#### GIVEN RECORDS

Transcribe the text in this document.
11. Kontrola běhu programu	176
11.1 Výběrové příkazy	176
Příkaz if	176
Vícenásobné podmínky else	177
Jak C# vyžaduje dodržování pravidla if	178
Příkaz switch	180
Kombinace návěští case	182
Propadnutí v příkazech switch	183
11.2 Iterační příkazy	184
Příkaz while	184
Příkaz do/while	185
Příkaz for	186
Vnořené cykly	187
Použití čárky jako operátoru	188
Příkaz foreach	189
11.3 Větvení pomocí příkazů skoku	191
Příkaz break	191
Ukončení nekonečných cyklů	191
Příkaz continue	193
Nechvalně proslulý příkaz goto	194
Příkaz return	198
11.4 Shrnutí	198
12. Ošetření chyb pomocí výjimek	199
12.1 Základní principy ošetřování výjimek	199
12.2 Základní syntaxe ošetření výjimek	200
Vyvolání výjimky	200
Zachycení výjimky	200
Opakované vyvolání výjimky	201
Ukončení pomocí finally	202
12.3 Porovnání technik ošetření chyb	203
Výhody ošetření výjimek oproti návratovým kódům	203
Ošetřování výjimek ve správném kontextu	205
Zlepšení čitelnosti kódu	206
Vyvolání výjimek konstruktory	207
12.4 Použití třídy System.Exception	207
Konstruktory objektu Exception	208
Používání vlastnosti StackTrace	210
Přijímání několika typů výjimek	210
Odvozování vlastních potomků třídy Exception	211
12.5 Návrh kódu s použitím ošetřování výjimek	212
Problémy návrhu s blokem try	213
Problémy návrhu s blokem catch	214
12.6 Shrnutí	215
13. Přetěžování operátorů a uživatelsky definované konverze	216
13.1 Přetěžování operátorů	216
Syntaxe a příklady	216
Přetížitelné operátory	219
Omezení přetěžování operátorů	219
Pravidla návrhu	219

########
#### GIVEN RECORDS

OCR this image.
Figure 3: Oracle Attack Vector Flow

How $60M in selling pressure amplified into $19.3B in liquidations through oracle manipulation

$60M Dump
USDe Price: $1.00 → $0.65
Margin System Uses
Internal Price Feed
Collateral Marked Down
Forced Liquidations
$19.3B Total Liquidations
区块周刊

########

### THE PROBLEM
Locate each line containing the string "blokem" and show it.

### SOLUTION
Problémy návrhu s blokem try	213
Problémy návrhu s blokem catch	214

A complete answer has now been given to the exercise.